Find the word "name" in the data. Return every line where it appears.
--- Start ---
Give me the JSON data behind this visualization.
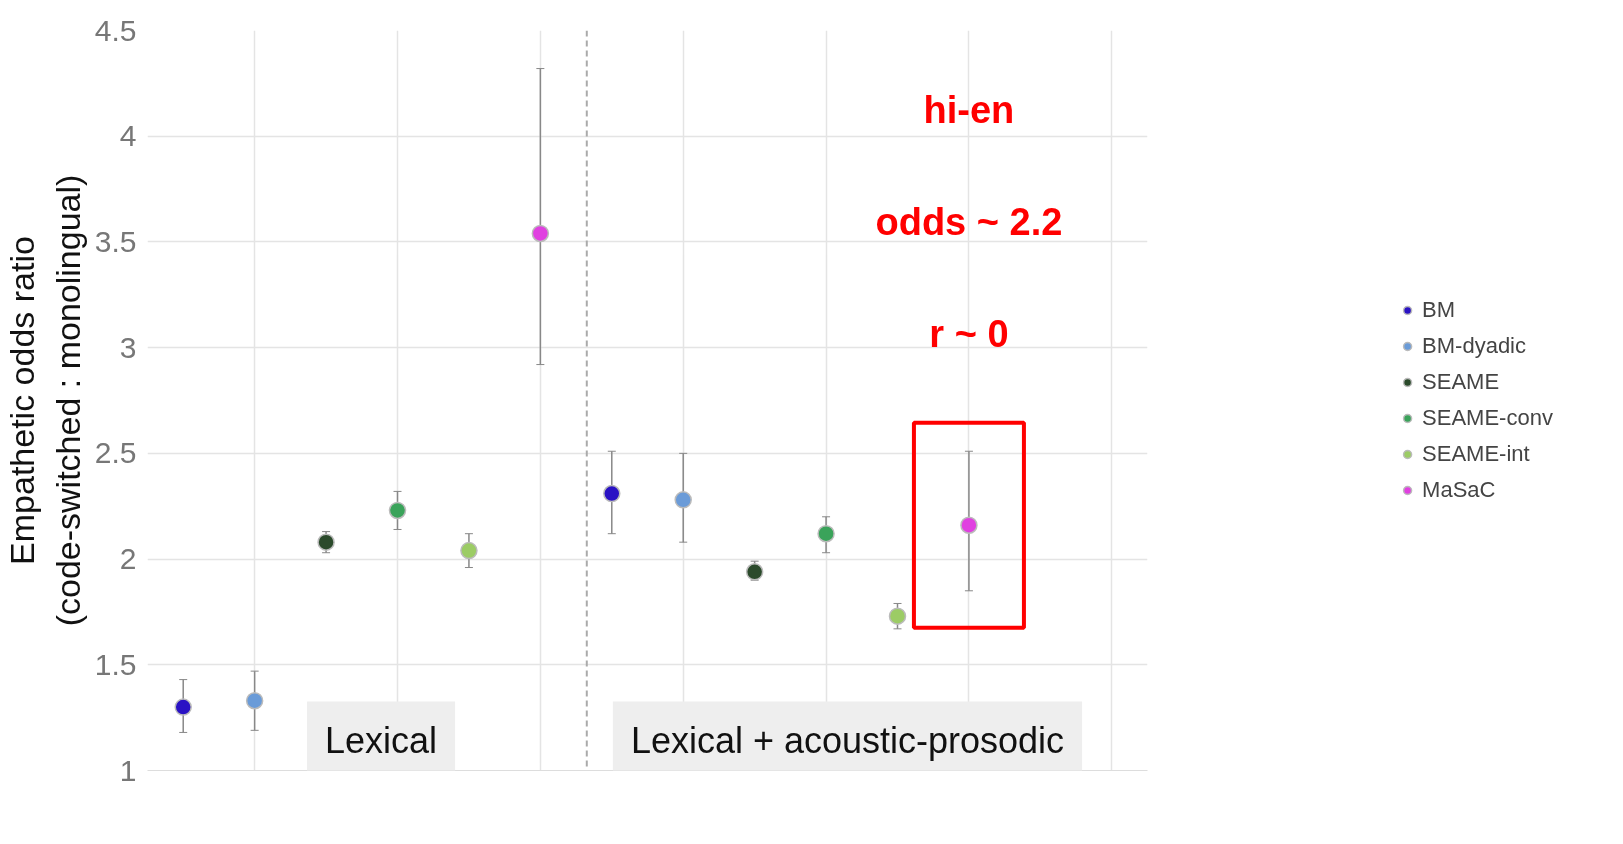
{
  "chart_data": {
    "type": "scatter",
    "ylabel": "Empathetic odds ratio\n(code-switched : monolingual)",
    "categories": [
      null,
      null,
      null,
      null,
      null,
      null,
      null,
      null,
      null,
      null,
      null,
      null,
      null,
      null
    ],
    "ylim": [
      1,
      4.5
    ],
    "yticks": [
      1,
      1.5,
      2,
      2.5,
      3,
      3.5,
      4,
      4.5
    ],
    "grid": true,
    "legend": "right",
    "marker": "circle",
    "series": [
      {
        "name": "BM",
        "color": "#2a12c4",
        "values": [
          1.3,
          null,
          null,
          null,
          null,
          null,
          2.31,
          null,
          null,
          null,
          null,
          null,
          null,
          null
        ],
        "errors": [
          [
            1.18,
            1.43
          ],
          null,
          null,
          null,
          null,
          null,
          [
            2.12,
            2.51
          ],
          null,
          null,
          null,
          null,
          null,
          null,
          null
        ]
      },
      {
        "name": "BM-dyadic",
        "color": "#6a9bd8",
        "values": [
          null,
          1.33,
          null,
          null,
          null,
          null,
          null,
          2.28,
          null,
          null,
          null,
          null,
          null,
          null
        ],
        "errors": [
          null,
          [
            1.19,
            1.47
          ],
          null,
          null,
          null,
          null,
          null,
          [
            2.08,
            2.5
          ],
          null,
          null,
          null,
          null,
          null,
          null
        ]
      },
      {
        "name": "SEAME",
        "color": "#2b4a2b",
        "values": [
          null,
          null,
          2.08,
          null,
          null,
          null,
          null,
          null,
          1.94,
          null,
          null,
          null,
          null,
          null
        ],
        "errors": [
          null,
          null,
          [
            2.03,
            2.13
          ],
          null,
          null,
          null,
          null,
          null,
          [
            1.9,
            1.99
          ],
          null,
          null,
          null,
          null,
          null
        ]
      },
      {
        "name": "SEAME-conv",
        "color": "#3aa35a",
        "values": [
          null,
          null,
          null,
          2.23,
          null,
          null,
          null,
          null,
          null,
          2.12,
          null,
          null,
          null,
          null
        ],
        "errors": [
          null,
          null,
          null,
          [
            2.14,
            2.32
          ],
          null,
          null,
          null,
          null,
          null,
          [
            2.03,
            2.2
          ],
          null,
          null,
          null,
          null
        ]
      },
      {
        "name": "SEAME-int",
        "color": "#9ccc65",
        "values": [
          null,
          null,
          null,
          null,
          2.04,
          null,
          null,
          null,
          null,
          null,
          1.73,
          null,
          null,
          null
        ],
        "errors": [
          null,
          null,
          null,
          null,
          [
            1.96,
            2.12
          ],
          null,
          null,
          null,
          null,
          null,
          [
            1.67,
            1.79
          ],
          null,
          null,
          null
        ]
      },
      {
        "name": "MaSaC",
        "color": "#e040e0",
        "values": [
          null,
          null,
          null,
          null,
          null,
          3.54,
          null,
          null,
          null,
          null,
          null,
          2.16,
          null,
          null
        ],
        "errors": [
          null,
          null,
          null,
          null,
          null,
          [
            2.92,
            4.32
          ],
          null,
          null,
          null,
          null,
          null,
          [
            1.85,
            2.51
          ],
          null,
          null
        ]
      }
    ],
    "annotations": [
      "Lexical",
      "Lexical + acoustic-prosodic",
      "hi-en",
      "odds ~ 2.2",
      "r ~ 0"
    ]
  }
}
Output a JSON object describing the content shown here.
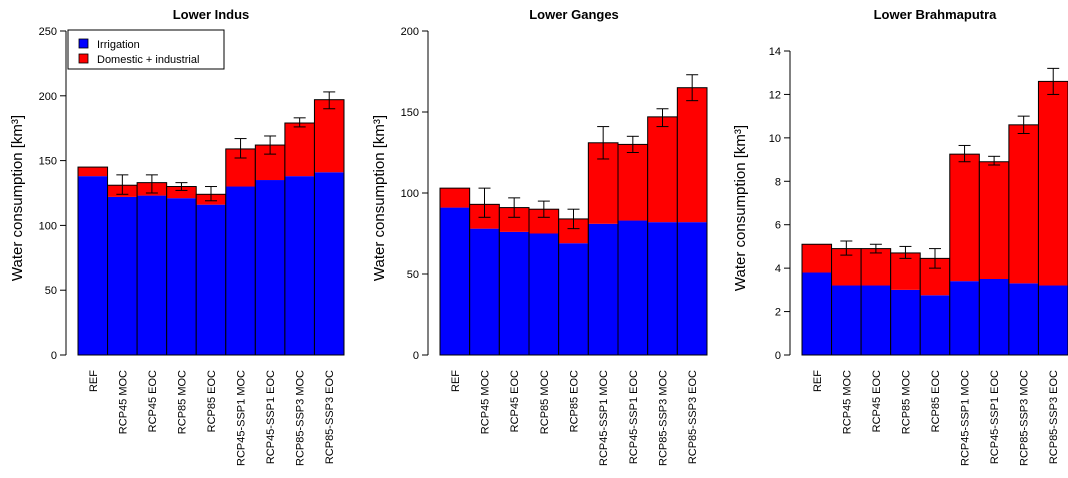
--- End ---
### Result of the task
        "name": "BM",
        "name": "BM-dyadic",
        "name": "SEAME",
        "name": "SEAME-conv",
        "name": "SEAME-int",
        "name": "MaSaC",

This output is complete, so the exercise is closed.